**WHAT THE TASK REQUIRES:**
Look for the string "Сивцева" in the lines and copy each line that has it.

---- ROWS

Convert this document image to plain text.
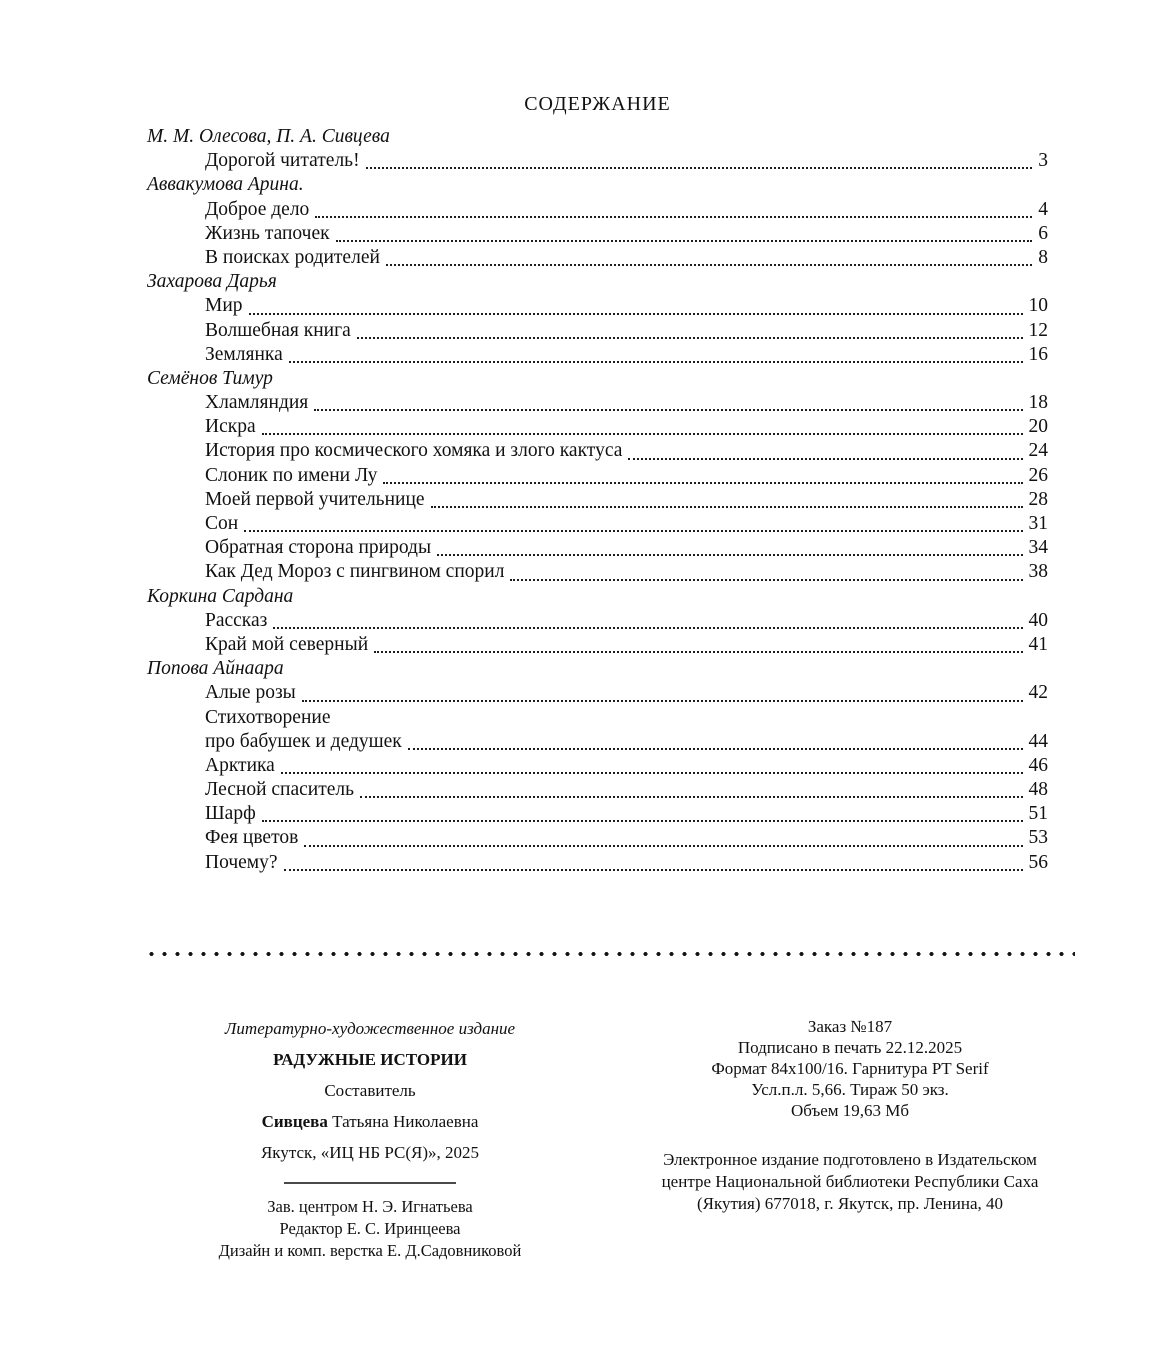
СОДЕРЖАНИЕ
М. М. Олесова, П. А. Сивцева
Дорогой читатель!	3
Аввакумова Арина.
Доброе дело	4
Жизнь тапочек	6
В поисках родителей	8
Захарова Дарья
Мир	10
Волшебная книга	12
Землянка	16
Семёнов Тимур
Хламляндия	18
Искра	20
История про космического хомяка и злого кактуса	24
Слоник по имени Лу	26
Моей первой учительнице	28
Сон	31
Обратная сторона природы	34
Как Дед Мороз с пингвином спорил	38
Коркина Сардана
Рассказ	40
Край мой северный	41
Попова Айнаара
Алые розы	42
Стихотворение
про бабушек и дедушек	44
Арктика	46
Лесной спаситель	48
Шарф	51
Фея цветов	53
Почему?	56
Литературно-художественное издание
РАДУЖНЫЕ ИСТОРИИ
Составитель
Сивцева Татьяна Николаевна
Якутск, «ИЦ НБ РС(Я)», 2025
Зав. центром Н. Э. Игнатьева
Редактор Е. С. Иринцеева
Дизайн и комп. верстка Е. Д.Садовниковой
Заказ №187
Подписано в печать 22.12.2025
Формат 84х100/16. Гарнитура PT Serif
Усл.п.л. 5,66. Тираж 50 экз.
Объем 19,63 Мб
Электронное издание подготовлено в Издательском
центре Национальной библиотеки Республики Саха
(Якутия) 677018, г. Якутск, пр. Ленина, 40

--------

**EXPECTED OUTPUT:**
М. М. Олесова, П. А. Сивцева
Сивцева Татьяна Николаевна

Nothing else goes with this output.